## Records for the task
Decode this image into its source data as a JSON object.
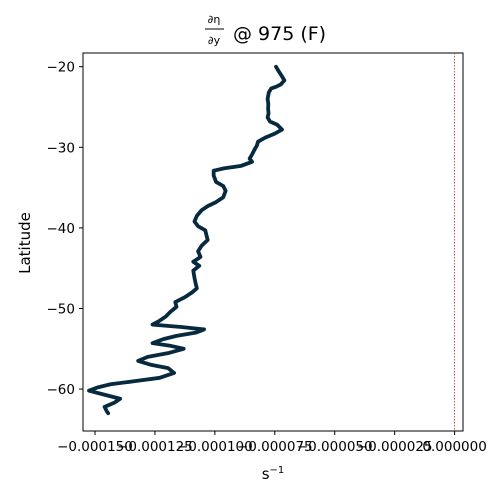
{
  "chart_data": {
    "type": "line",
    "title": {
      "numerator": "∂η",
      "denominator": "∂y",
      "suffix": "@ 975 (F)"
    },
    "xlabel": "s",
    "xlabel_exponent": "−1",
    "ylabel": "Latitude",
    "xlim": [
      -0.000155,
      3.5e-06
    ],
    "ylim": [
      -65.2,
      -18.3
    ],
    "grid": false,
    "x_ticks": [
      {
        "value": -0.00015,
        "label": "−0.000150"
      },
      {
        "value": -0.000125,
        "label": "−0.000125"
      },
      {
        "value": -0.0001,
        "label": "−0.000100"
      },
      {
        "value": -7.5e-05,
        "label": "−0.000075"
      },
      {
        "value": -5e-05,
        "label": "−0.000050"
      },
      {
        "value": -2.5e-05,
        "label": "−0.000025"
      },
      {
        "value": 0.0,
        "label": "0.000000"
      }
    ],
    "y_ticks": [
      {
        "value": -20,
        "label": "−20"
      },
      {
        "value": -30,
        "label": "−30"
      },
      {
        "value": -40,
        "label": "−40"
      },
      {
        "value": -50,
        "label": "−50"
      },
      {
        "value": -60,
        "label": "−60"
      }
    ],
    "reference_line": {
      "x": 0.0,
      "color": "#d62728",
      "style": "dotted"
    },
    "series": [
      {
        "color": "#082a3f",
        "points": [
          [
            -7.45e-05,
            -20.0
          ],
          [
            -7.35e-05,
            -20.5
          ],
          [
            -7.2e-05,
            -21.2
          ],
          [
            -7.1e-05,
            -21.7
          ],
          [
            -7.25e-05,
            -22.2
          ],
          [
            -7.45e-05,
            -22.5
          ],
          [
            -7.65e-05,
            -22.7
          ],
          [
            -7.75e-05,
            -23.2
          ],
          [
            -7.8e-05,
            -24.0
          ],
          [
            -7.77e-05,
            -24.6
          ],
          [
            -7.78e-05,
            -25.2
          ],
          [
            -7.76e-05,
            -25.8
          ],
          [
            -7.8e-05,
            -26.3
          ],
          [
            -7.7e-05,
            -26.8
          ],
          [
            -7.4e-05,
            -27.2
          ],
          [
            -7.2e-05,
            -27.8
          ],
          [
            -7.5e-05,
            -28.3
          ],
          [
            -7.9e-05,
            -28.8
          ],
          [
            -8.2e-05,
            -29.3
          ],
          [
            -8.25e-05,
            -29.8
          ],
          [
            -8.35e-05,
            -30.3
          ],
          [
            -8.45e-05,
            -30.9
          ],
          [
            -8.55e-05,
            -31.4
          ],
          [
            -8.45e-05,
            -31.8
          ],
          [
            -8.9e-05,
            -32.3
          ],
          [
            -9.6e-05,
            -32.6
          ],
          [
            -0.0001005,
            -32.9
          ],
          [
            -0.0001005,
            -33.5
          ],
          [
            -9.95e-05,
            -34.3
          ],
          [
            -9.65e-05,
            -34.8
          ],
          [
            -9.55e-05,
            -35.4
          ],
          [
            -9.65e-05,
            -36.2
          ],
          [
            -9.95e-05,
            -36.8
          ],
          [
            -0.000103,
            -37.3
          ],
          [
            -0.0001055,
            -37.8
          ],
          [
            -0.0001075,
            -38.5
          ],
          [
            -0.0001085,
            -39.2
          ],
          [
            -0.000107,
            -39.8
          ],
          [
            -0.000104,
            -40.3
          ],
          [
            -0.0001035,
            -40.9
          ],
          [
            -0.000103,
            -41.5
          ],
          [
            -0.0001055,
            -42.2
          ],
          [
            -0.000107,
            -42.9
          ],
          [
            -0.000106,
            -43.6
          ],
          [
            -0.000109,
            -44.2
          ],
          [
            -0.0001065,
            -44.7
          ],
          [
            -0.000109,
            -45.3
          ],
          [
            -0.0001085,
            -46.2
          ],
          [
            -0.000108,
            -46.9
          ],
          [
            -0.0001075,
            -47.5
          ],
          [
            -0.0001095,
            -48.0
          ],
          [
            -0.0001125,
            -48.6
          ],
          [
            -0.0001165,
            -49.2
          ],
          [
            -0.000116,
            -49.8
          ],
          [
            -0.0001185,
            -50.4
          ],
          [
            -0.0001205,
            -51.0
          ],
          [
            -0.0001235,
            -51.6
          ],
          [
            -0.000126,
            -52.0
          ],
          [
            -0.000114,
            -52.3
          ],
          [
            -0.0001045,
            -52.6
          ],
          [
            -0.000108,
            -53.0
          ],
          [
            -0.000116,
            -53.4
          ],
          [
            -0.0001215,
            -53.8
          ],
          [
            -0.000126,
            -54.3
          ],
          [
            -0.000119,
            -54.6
          ],
          [
            -0.000113,
            -55.0
          ],
          [
            -0.000119,
            -55.5
          ],
          [
            -0.000128,
            -56.0
          ],
          [
            -0.000132,
            -56.5
          ],
          [
            -0.0001265,
            -57.0
          ],
          [
            -0.0001195,
            -57.4
          ],
          [
            -0.000117,
            -58.0
          ],
          [
            -0.000123,
            -58.6
          ],
          [
            -0.000133,
            -59.0
          ],
          [
            -0.0001435,
            -59.4
          ],
          [
            -0.000149,
            -59.8
          ],
          [
            -0.0001525,
            -60.2
          ],
          [
            -0.000146,
            -60.7
          ],
          [
            -0.0001395,
            -61.2
          ],
          [
            -0.000142,
            -61.7
          ],
          [
            -0.000146,
            -62.2
          ],
          [
            -0.000145,
            -62.8
          ],
          [
            -0.0001445,
            -63.0
          ]
        ]
      }
    ]
  }
}
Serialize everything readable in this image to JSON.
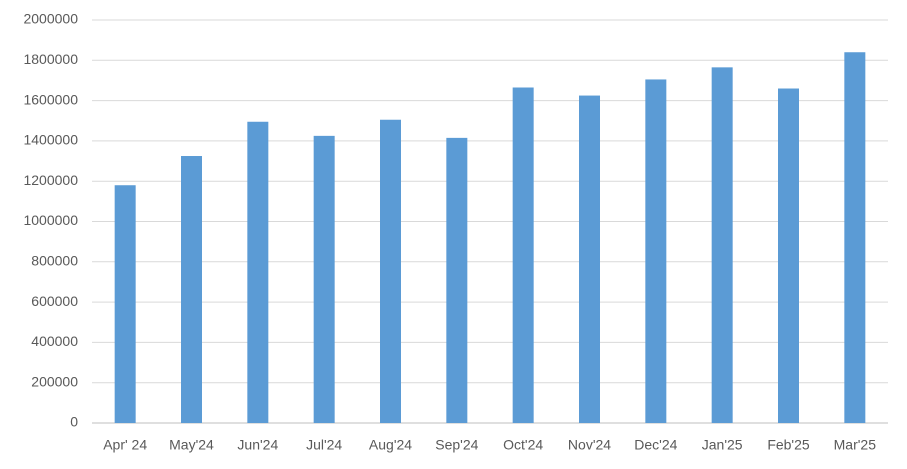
{
  "chart_data": {
    "type": "bar",
    "categories": [
      "Apr' 24",
      "May'24",
      "Jun'24",
      "Jul'24",
      "Aug'24",
      "Sep'24",
      "Oct'24",
      "Nov'24",
      "Dec'24",
      "Jan'25",
      "Feb'25",
      "Mar'25"
    ],
    "values": [
      1180000,
      1325000,
      1495000,
      1425000,
      1505000,
      1415000,
      1665000,
      1625000,
      1705000,
      1765000,
      1660000,
      1840000
    ],
    "color": "#5b9bd5",
    "ylim": [
      0,
      2000000
    ],
    "yticks": [
      0,
      200000,
      400000,
      600000,
      800000,
      1000000,
      1200000,
      1400000,
      1600000,
      1800000,
      2000000
    ],
    "grid": true
  }
}
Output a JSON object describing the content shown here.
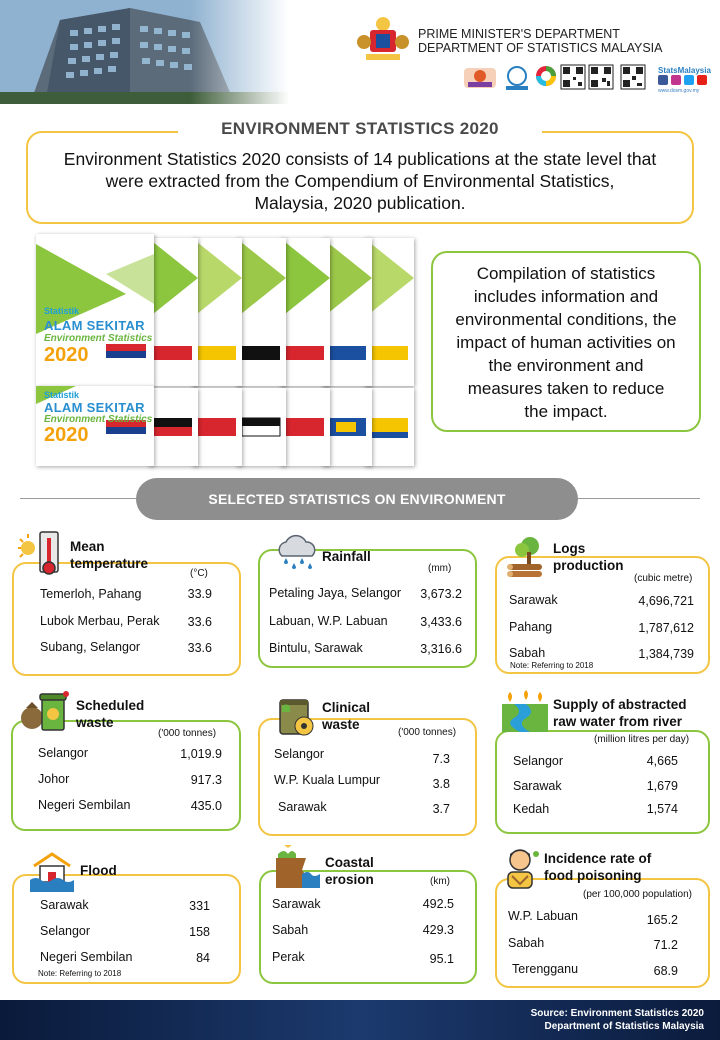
{
  "header": {
    "dept_line1": "PRIME MINISTER'S DEPARTMENT",
    "dept_line2": "DEPARTMENT OF STATISTICS MALAYSIA",
    "social_title": "StatsMalaysia",
    "social_url": "www.dosm.gov.my",
    "icons": [
      "building-photo",
      "malaysia-crest",
      "mascot-logo",
      "statistics-day-logo",
      "sdg-wheel-logo",
      "qr-code",
      "qr-code",
      "qr-code",
      "facebook-icon",
      "instagram-icon",
      "twitter-icon",
      "youtube-icon"
    ]
  },
  "title": {
    "heading": "ENVIRONMENT STATISTICS 2020",
    "desc_line1": "Environment Statistics 2020 consists of 14 publications at the state level that",
    "desc_line2": "were extracted from the Compendium of Environmental Statistics,",
    "desc_line3": "Malaysia, 2020 publication."
  },
  "cover": {
    "line1": "Statistik",
    "line2": "ALAM SEKITAR",
    "line3": "Environment Statistics",
    "year": "2020"
  },
  "compilation": {
    "lines": [
      "Compilation of statistics",
      "includes information and",
      "environmental conditions, the",
      "impact of human activities on",
      "the environment and",
      "measures taken to reduce",
      "the impact."
    ]
  },
  "section_title": "SELECTED STATISTICS ON ENVIRONMENT",
  "cards": {
    "mean_temp": {
      "title1": "Mean",
      "title2": "temperature",
      "unit": "(°C)",
      "icon": "thermometer-sun-icon",
      "rows": [
        {
          "label": "Temerloh, Pahang",
          "value": "33.9"
        },
        {
          "label": "Lubok Merbau, Perak",
          "value": "33.6"
        },
        {
          "label": "Subang, Selangor",
          "value": "33.6"
        }
      ]
    },
    "rainfall": {
      "title1": "Rainfall",
      "unit": "(mm)",
      "icon": "rain-cloud-icon",
      "rows": [
        {
          "label": "Petaling Jaya, Selangor",
          "value": "3,673.2"
        },
        {
          "label": "Labuan, W.P. Labuan",
          "value": "3,433.6"
        },
        {
          "label": "Bintulu, Sarawak",
          "value": "3,316.6"
        }
      ]
    },
    "logs": {
      "title1": "Logs",
      "title2": "production",
      "unit": "(cubic metre)",
      "icon": "logs-tree-icon",
      "note": "Note: Referring to 2018",
      "rows": [
        {
          "label": "Sarawak",
          "value": "4,696,721"
        },
        {
          "label": "Pahang",
          "value": "1,787,612"
        },
        {
          "label": "Sabah",
          "value": "1,384,739"
        }
      ]
    },
    "sched_waste": {
      "title1": "Scheduled",
      "title2": "waste",
      "unit": "('000 tonnes)",
      "icon": "waste-bin-icon",
      "rows": [
        {
          "label": "Selangor",
          "value": "1,019.9"
        },
        {
          "label": "Johor",
          "value": "917.3"
        },
        {
          "label": "Negeri Sembilan",
          "value": "435.0"
        }
      ]
    },
    "clinical_waste": {
      "title1": "Clinical",
      "title2": "waste",
      "unit": "('000 tonnes)",
      "icon": "biohazard-barrel-icon",
      "rows": [
        {
          "label": "Selangor",
          "value": "7.3"
        },
        {
          "label": "W.P. Kuala Lumpur",
          "value": "3.8"
        },
        {
          "label": "Sarawak",
          "value": "3.7"
        }
      ]
    },
    "raw_water": {
      "title1": "Supply of abstracted",
      "title2": "raw water from river",
      "unit": "(million litres per day)",
      "icon": "river-icon",
      "rows": [
        {
          "label": "Selangor",
          "value": "4,665"
        },
        {
          "label": "Sarawak",
          "value": "1,679"
        },
        {
          "label": "Kedah",
          "value": "1,574"
        }
      ]
    },
    "flood": {
      "title1": "Flood",
      "icon": "flood-house-icon",
      "note": "Note: Referring to 2018",
      "rows": [
        {
          "label": "Sarawak",
          "value": "331"
        },
        {
          "label": "Selangor",
          "value": "158"
        },
        {
          "label": "Negeri Sembilan",
          "value": "84"
        }
      ]
    },
    "coastal": {
      "title1": "Coastal",
      "title2": "erosion",
      "unit": "(km)",
      "icon": "coastal-erosion-icon",
      "rows": [
        {
          "label": "Sarawak",
          "value": "492.5"
        },
        {
          "label": "Sabah",
          "value": "429.3"
        },
        {
          "label": "Perak",
          "value": "95.1"
        }
      ]
    },
    "food_poison": {
      "title1": "Incidence rate of",
      "title2": "food poisoning",
      "unit": "(per 100,000 population)",
      "icon": "sick-person-icon",
      "rows": [
        {
          "label": "W.P. Labuan",
          "value": "165.2"
        },
        {
          "label": "Sabah",
          "value": "71.2"
        },
        {
          "label": "Terengganu",
          "value": "68.9"
        }
      ]
    }
  },
  "footer": {
    "line1": "Source: Environment Statistics 2020",
    "line2": "Department of Statistics  Malaysia"
  },
  "colors": {
    "gold": "#f4c542",
    "green": "#8cc63f",
    "grey_pill": "#8e8e8e",
    "footer_navy": "#0f2550"
  }
}
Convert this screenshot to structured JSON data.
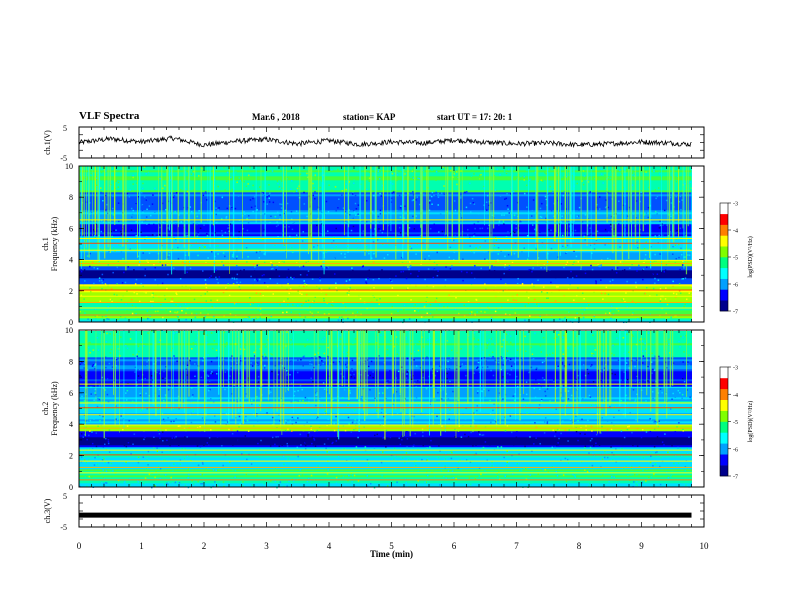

## Exercise details
Find every line that holds "logo" and copy it.

## Response to this task
      "mascot-logo",
      "statistics-day-logo",
      "sdg-wheel-logo",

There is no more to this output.